Box annotation data
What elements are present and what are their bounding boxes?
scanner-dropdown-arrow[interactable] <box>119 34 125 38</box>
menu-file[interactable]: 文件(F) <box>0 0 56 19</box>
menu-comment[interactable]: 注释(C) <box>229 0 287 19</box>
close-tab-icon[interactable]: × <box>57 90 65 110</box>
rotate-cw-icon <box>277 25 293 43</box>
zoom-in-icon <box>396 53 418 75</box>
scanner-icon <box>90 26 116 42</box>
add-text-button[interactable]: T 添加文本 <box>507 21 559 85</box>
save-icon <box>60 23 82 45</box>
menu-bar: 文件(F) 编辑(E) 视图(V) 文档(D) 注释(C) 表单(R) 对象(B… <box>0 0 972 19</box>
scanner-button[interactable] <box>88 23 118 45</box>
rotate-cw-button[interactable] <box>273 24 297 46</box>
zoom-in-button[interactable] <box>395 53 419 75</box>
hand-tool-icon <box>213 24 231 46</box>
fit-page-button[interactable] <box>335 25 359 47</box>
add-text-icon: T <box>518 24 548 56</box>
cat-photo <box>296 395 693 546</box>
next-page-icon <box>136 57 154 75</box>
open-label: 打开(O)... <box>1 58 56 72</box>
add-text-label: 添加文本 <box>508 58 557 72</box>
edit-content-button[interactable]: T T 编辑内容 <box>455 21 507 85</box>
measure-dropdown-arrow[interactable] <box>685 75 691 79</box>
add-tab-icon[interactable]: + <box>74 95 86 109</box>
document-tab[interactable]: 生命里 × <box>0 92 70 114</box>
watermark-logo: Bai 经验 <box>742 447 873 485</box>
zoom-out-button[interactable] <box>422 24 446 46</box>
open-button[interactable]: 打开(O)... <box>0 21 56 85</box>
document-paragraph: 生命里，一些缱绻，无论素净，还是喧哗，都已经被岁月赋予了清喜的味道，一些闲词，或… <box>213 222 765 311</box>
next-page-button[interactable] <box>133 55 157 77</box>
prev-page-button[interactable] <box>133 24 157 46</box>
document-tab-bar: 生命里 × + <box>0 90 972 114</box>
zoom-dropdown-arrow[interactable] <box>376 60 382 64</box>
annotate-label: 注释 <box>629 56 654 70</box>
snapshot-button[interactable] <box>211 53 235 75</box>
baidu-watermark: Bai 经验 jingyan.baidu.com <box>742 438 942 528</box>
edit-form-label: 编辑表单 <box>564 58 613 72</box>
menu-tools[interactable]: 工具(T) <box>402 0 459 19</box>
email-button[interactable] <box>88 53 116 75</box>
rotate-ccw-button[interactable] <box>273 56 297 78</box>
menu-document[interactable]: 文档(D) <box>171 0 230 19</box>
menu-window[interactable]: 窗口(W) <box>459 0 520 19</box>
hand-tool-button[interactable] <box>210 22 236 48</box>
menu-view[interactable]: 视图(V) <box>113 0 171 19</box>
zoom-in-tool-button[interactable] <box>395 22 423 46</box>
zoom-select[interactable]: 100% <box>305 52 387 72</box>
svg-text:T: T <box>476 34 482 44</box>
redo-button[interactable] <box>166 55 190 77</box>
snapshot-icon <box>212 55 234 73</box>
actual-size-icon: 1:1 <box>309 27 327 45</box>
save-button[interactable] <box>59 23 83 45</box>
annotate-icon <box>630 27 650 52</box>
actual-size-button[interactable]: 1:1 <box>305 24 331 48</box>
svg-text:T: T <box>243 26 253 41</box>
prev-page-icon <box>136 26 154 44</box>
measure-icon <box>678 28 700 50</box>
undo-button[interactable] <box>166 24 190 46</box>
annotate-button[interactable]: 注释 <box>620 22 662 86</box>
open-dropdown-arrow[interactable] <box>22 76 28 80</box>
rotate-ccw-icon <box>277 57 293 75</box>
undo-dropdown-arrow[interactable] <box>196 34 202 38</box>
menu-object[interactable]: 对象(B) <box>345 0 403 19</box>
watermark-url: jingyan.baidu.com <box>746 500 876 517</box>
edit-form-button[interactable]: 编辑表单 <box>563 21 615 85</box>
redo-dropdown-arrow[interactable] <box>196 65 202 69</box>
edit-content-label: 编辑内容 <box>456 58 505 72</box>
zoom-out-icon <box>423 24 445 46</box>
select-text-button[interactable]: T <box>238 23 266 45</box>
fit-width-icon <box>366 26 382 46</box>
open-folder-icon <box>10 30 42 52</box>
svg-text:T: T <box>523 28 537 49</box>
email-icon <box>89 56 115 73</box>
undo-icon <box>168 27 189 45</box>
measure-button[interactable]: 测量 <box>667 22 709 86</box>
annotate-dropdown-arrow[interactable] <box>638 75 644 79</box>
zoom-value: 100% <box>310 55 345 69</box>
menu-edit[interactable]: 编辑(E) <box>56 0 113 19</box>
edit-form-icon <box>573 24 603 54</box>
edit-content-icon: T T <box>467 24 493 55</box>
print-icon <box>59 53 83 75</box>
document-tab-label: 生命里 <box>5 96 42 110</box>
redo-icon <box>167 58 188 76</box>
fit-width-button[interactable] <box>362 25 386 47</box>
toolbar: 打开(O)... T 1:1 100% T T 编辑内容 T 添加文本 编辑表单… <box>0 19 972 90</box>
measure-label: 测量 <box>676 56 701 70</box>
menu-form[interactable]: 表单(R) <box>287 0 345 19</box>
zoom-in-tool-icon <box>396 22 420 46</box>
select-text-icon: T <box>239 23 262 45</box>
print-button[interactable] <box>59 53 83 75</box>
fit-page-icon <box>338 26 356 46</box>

**Goal**
Put each line of the listing above into a JSON list of strings, one string per line, and leave out any blank lines.

**Answer to the exercise**
[
  "What elements are present and what are their bounding boxes?",
  "scanner-dropdown-arrow[interactable] <box>119 34 125 38</box>",
  "menu-file[interactable]: 文件(F) <box>0 0 56 19</box>",
  "menu-comment[interactable]: 注释(C) <box>229 0 287 19</box>",
  "close-tab-icon[interactable]: × <box>57 90 65 110</box>",
  "rotate-cw-icon <box>277 25 293 43</box>",
  "zoom-in-icon <box>396 53 418 75</box>",
  "scanner-icon <box>90 26 116 42</box>",
  "add-text-button[interactable]: T 添加文本 <box>507 21 559 85</box>",
  "save-icon <box>60 23 82 45</box>",
  "menu-bar: 文件(F) 编辑(E) 视图(V) 文档(D) 注释(C) 表单(R) 对象(B… <box>0 0 972 19</box>",
  "scanner-button[interactable] <box>88 23 118 45</box>",
  "rotate-cw-button[interactable] <box>273 24 297 46</box>",
  "zoom-in-button[interactable] <box>395 53 419 75</box>",
  "hand-tool-icon <box>213 24 231 46</box>",
  "fit-page-button[interactable] <box>335 25 359 47</box>",
  "add-text-icon: T <box>518 24 548 56</box>",
  "cat-photo <box>296 395 693 546</box>",
  "next-page-icon <box>136 57 154 75</box>",
  "open-label: 打开(O)... <box>1 58 56 72</box>",
  "add-text-label: 添加文本 <box>508 58 557 72</box>",
  "edit-content-button[interactable]: T T 编辑内容 <box>455 21 507 85</box>",
  "measure-dropdown-arrow[interactable] <box>685 75 691 79</box>",
  "add-tab-icon[interactable]: + <box>74 95 86 109</box>",
  "document-tab[interactable]: 生命里 × <box>0 92 70 114</box>",
  "watermark-logo: Bai 经验 <box>742 447 873 485</box>",
  "zoom-out-button[interactable] <box>422 24 446 46</box>",
  "open-button[interactable]: 打开(O)... <box>0 21 56 85</box>",
  "document-paragraph: 生命里，一些缱绻，无论素净，还是喧哗，都已经被岁月赋予了清喜的味道，一些闲词，或… <box>213 222 765 311</box>",
  "next-page-button[interactable] <box>133 55 157 77</box>",
  "prev-page-button[interactable] <box>133 24 157 46</box>",
  "document-tab-bar: 生命里 × + <box>0 90 972 114</box>",
  "zoom-dropdown-arrow[interactable] <box>376 60 382 64</box>",
  "annotate-label: 注释 <box>629 56 654 70</box>",
  "snapshot-button[interactable] <box>211 53 235 75</box>",
  "baidu-watermark: Bai 经验 jingyan.baidu.com <box>742 438 942 528</box>",
  "edit-form-label: 编辑表单 <box>564 58 613 72</box>",
  "menu-tools[interactable]: 工具(T) <box>402 0 459 19</box>",
  "email-button[interactable] <box>88 53 116 75</box>",
  "rotate-ccw-button[interactable] <box>273 56 297 78</box>",
  "menu-document[interactable]: 文档(D) <box>171 0 230 19</box>",
  "menu-window[interactable]: 窗口(W) <box>459 0 520 19</box>",
  "hand-tool-button[interactable] <box>210 22 236 48</box>",
  "menu-view[interactable]: 视图(V) <box>113 0 171 19</box>",
  "zoom-in-tool-button[interactable] <box>395 22 423 46</box>",
  "zoom-select[interactable]: 100% <box>305 52 387 72</box>",
  "svg-text:T: T <box>476 34 482 44</box>",
  "redo-button[interactable] <box>166 55 190 77</box>",
  "snapshot-icon <box>212 55 234 73</box>",
  "actual-size-icon: 1:1 <box>309 27 327 45</box>",
  "save-button[interactable] <box>59 23 83 45</box>",
  "annotate-icon <box>630 27 650 52</box>",
  "actual-size-button[interactable]: 1:1 <box>305 24 331 48</box>",
  "svg-text:T: T <box>243 26 253 41</box>",
  "prev-page-icon <box>136 26 154 44</box>",
  "measure-icon <box>678 28 700 50</box>",
  "undo-button[interactable] <box>166 24 190 46</box>",
  "annotate-button[interactable]: 注释 <box>620 22 662 86</box>",
  "open-dropdown-arrow[interactable] <box>22 76 28 80</box>",
  "rotate-ccw-icon <box>277 57 293 75</box>",
  "undo-dropdown-arrow[interactable] <box>196 34 202 38</box>",
  "menu-object[interactable]: 对象(B) <box>345 0 403 19</box>",
  "watermark-url: jingyan.baidu.com <box>746 500 876 517</box>",
  "edit-form-button[interactable]: 编辑表单 <box>563 21 615 85</box>",
  "redo-dropdown-arrow[interactable] <box>196 65 202 69</box>",
  "edit-content-label: 编辑内容 <box>456 58 505 72</box>",
  "zoom-out-icon <box>423 24 445 46</box>",
  "select-text-button[interactable]: T <box>238 23 266 45</box>",
  "fit-width-icon <box>366 26 382 46</box>",
  "open-folder-icon <box>10 30 42 52</box>",
  "svg-text:T: T <box>523 28 537 49</box>",
  "email-icon <box>89 56 115 73</box>",
  "undo-icon <box>168 27 189 45</box>",
  "measure-button[interactable]: 测量 <box>667 22 709 86</box>",
  "annotate-dropdown-arrow[interactable] <box>638 75 644 79</box>",
  "zoom-value: 100% <box>310 55 345 69</box>",
  "menu-edit[interactable]: 编辑(E) <box>56 0 113 19</box>",
  "edit-form-icon <box>573 24 603 54</box>",
  "edit-content-icon: T T <box>467 24 493 55</box>",
  "print-icon <box>59 53 83 75</box>",
  "document-tab-label: 生命里 <box>5 96 42 110</box>",
  "redo-icon <box>167 58 188 76</box>",
  "fit-width-button[interactable] <box>362 25 386 47</box>",
  "toolbar: 打开(O)... T 1:1 100% T T 编辑内容 T 添加文本 编辑表单… <box>0 19 972 90</box>",
  "measure-label: 测量 <box>676 56 701 70</box>",
  "menu-form[interactable]: 表单(R) <box>287 0 345 19</box>",
  "zoom-in-tool-icon <box>396 22 420 46</box>",
  "select-text-icon: T <box>239 23 262 45</box>",
  "print-button[interactable] <box>59 53 83 75</box>",
  "fit-page-icon <box>338 26 356 46</box>"
]